------ PROVIDED DATA ------
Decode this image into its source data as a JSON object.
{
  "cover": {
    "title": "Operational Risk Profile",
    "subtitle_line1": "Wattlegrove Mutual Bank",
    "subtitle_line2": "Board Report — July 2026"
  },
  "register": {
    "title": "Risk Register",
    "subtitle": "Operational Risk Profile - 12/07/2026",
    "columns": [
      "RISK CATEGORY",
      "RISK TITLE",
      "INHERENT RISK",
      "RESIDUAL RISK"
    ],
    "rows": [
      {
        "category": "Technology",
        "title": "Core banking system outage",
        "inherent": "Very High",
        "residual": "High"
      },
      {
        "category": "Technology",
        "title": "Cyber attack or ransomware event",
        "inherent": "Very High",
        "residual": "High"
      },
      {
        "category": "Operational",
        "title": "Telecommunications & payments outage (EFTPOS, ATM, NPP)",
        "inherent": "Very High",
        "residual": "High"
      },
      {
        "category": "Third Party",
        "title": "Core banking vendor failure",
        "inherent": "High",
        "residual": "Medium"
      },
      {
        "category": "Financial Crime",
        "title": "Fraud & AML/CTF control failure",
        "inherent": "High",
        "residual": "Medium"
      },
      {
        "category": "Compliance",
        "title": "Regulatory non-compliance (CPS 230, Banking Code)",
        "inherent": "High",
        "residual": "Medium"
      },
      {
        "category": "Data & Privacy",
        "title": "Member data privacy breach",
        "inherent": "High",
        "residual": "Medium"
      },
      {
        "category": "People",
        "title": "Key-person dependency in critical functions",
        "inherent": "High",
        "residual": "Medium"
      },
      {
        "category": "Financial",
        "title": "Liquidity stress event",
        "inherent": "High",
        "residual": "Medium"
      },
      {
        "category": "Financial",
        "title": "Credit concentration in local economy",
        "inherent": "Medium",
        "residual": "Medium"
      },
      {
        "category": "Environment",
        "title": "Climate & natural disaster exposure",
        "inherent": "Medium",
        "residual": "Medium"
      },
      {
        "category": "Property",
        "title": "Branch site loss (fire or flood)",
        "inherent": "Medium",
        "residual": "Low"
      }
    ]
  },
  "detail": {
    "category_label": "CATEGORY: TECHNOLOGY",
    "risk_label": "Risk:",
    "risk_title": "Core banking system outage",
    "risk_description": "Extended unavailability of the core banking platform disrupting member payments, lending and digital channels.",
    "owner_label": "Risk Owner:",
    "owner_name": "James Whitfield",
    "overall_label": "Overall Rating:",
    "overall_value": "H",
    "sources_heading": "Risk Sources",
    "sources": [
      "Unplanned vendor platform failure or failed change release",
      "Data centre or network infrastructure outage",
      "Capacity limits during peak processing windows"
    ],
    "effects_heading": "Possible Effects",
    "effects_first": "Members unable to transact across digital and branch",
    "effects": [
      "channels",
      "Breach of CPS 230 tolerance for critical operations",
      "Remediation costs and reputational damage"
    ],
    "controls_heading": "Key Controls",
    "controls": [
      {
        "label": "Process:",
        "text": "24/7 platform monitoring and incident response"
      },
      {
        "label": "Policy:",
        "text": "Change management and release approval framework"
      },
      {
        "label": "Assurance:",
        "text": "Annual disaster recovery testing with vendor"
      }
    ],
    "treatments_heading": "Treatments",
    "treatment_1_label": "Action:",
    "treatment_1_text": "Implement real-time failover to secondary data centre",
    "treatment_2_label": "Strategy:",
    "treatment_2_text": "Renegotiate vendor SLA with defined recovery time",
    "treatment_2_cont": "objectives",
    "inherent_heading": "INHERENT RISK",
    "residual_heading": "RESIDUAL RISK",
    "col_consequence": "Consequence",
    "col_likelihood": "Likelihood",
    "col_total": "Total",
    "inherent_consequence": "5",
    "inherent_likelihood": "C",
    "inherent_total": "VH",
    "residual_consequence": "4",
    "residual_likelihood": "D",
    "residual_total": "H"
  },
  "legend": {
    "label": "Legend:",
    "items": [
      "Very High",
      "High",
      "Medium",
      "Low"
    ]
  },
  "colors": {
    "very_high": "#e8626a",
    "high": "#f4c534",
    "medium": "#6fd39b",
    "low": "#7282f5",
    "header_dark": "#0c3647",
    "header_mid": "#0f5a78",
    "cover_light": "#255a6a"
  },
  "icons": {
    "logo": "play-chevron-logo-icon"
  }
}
------
- [EXERCISE] Extract the full set of entries word for word.

- [ANSWER TO THE EXERCISE]
Decode this image into its source data as a JSON object.
{
  "cover": {
    "title": "Operational Risk Profile",
    "subtitle_line1": "Wattlegrove Mutual Bank",
    "subtitle_line2": "Board Report — July 2026"
  },
  "register": {
    "title": "Risk Register",
    "subtitle": "Operational Risk Profile - 12/07/2026",
    "columns": [
      "RISK CATEGORY",
      "RISK TITLE",
      "INHERENT RISK",
      "RESIDUAL RISK"
    ],
    "rows": [
      {
        "category": "Technology",
        "title": "Core banking system outage",
        "inherent": "Very High",
        "residual": "High"
      },
      {
        "category": "Technology",
        "title": "Cyber attack or ransomware event",
        "inherent": "Very High",
        "residual": "High"
      },
      {
        "category": "Operational",
        "title": "Telecommunications & payments outage (EFTPOS, ATM, NPP)",
        "inherent": "Very High",
        "residual": "High"
      },
      {
        "category": "Third Party",
        "title": "Core banking vendor failure",
        "inherent": "High",
        "residual": "Medium"
      },
      {
        "category": "Financial Crime",
        "title": "Fraud & AML/CTF control failure",
        "inherent": "High",
        "residual": "Medium"
      },
      {
        "category": "Compliance",
        "title": "Regulatory non-compliance (CPS 230, Banking Code)",
        "inherent": "High",
        "residual": "Medium"
      },
      {
        "category": "Data & Privacy",
        "title": "Member data privacy breach",
        "inherent": "High",
        "residual": "Medium"
      },
      {
        "category": "People",
        "title": "Key-person dependency in critical functions",
        "inherent": "High",
        "residual": "Medium"
      },
      {
        "category": "Financial",
        "title": "Liquidity stress event",
        "inherent": "High",
        "residual": "Medium"
      },
      {
        "category": "Financial",
        "title": "Credit concentration in local economy",
        "inherent": "Medium",
        "residual": "Medium"
      },
      {
        "category": "Environment",
        "title": "Climate & natural disaster exposure",
        "inherent": "Medium",
        "residual": "Medium"
      },
      {
        "category": "Property",
        "title": "Branch site loss (fire or flood)",
        "inherent": "Medium",
        "residual": "Low"
      }
    ]
  },
  "detail": {
    "category_label": "CATEGORY: TECHNOLOGY",
    "risk_label": "Risk:",
    "risk_title": "Core banking system outage",
    "risk_description": "Extended unavailability of the core banking platform disrupting member payments, lending and digital channels.",
    "owner_label": "Risk Owner:",
    "owner_name": "James Whitfield",
    "overall_label": "Overall Rating:",
    "overall_value": "H",
    "sources_heading": "Risk Sources",
    "sources": [
      "Unplanned vendor platform failure or failed change release",
      "Data centre or network infrastructure outage",
      "Capacity limits during peak processing windows"
    ],
    "effects_heading": "Possible Effects",
    "effects_first": "Members unable to transact across digital and branch",
    "effects": [
      "channels",
      "Breach of CPS 230 tolerance for critical operations",
      "Remediation costs and reputational damage"
    ],
    "controls_heading": "Key Controls",
    "controls": [
      {
        "label": "Process:",
        "text": "24/7 platform monitoring and incident response"
      },
      {
        "label": "Policy:",
        "text": "Change management and release approval framework"
      },
      {
        "label": "Assurance:",
        "text": "Annual disaster recovery testing with vendor"
      }
    ],
    "treatments_heading": "Treatments",
    "treatment_1_label": "Action:",
    "treatment_1_text": "Implement real-time failover to secondary data centre",
    "treatment_2_label": "Strategy:",
    "treatment_2_text": "Renegotiate vendor SLA with defined recovery time",
    "treatment_2_cont": "objectives",
    "inherent_heading": "INHERENT RISK",
    "residual_heading": "RESIDUAL RISK",
    "col_consequence": "Consequence",
    "col_likelihood": "Likelihood",
    "col_total": "Total",
    "inherent_consequence": "5",
    "inherent_likelihood": "C",
    "inherent_total": "VH",
    "residual_consequence": "4",
    "residual_likelihood": "D",
    "residual_total": "H"
  },
  "legend": {
    "label": "Legend:",
    "items": [
      "Very High",
      "High",
      "Medium",
      "Low"
    ]
  },
  "colors": {
    "very_high": "#e8626a",
    "high": "#f4c534",
    "medium": "#6fd39b",
    "low": "#7282f5",
    "header_dark": "#0c3647",
    "header_mid": "#0f5a78",
    "cover_light": "#255a6a"
  },
  "icons": {
    "logo": "play-chevron-logo-icon"
  }
}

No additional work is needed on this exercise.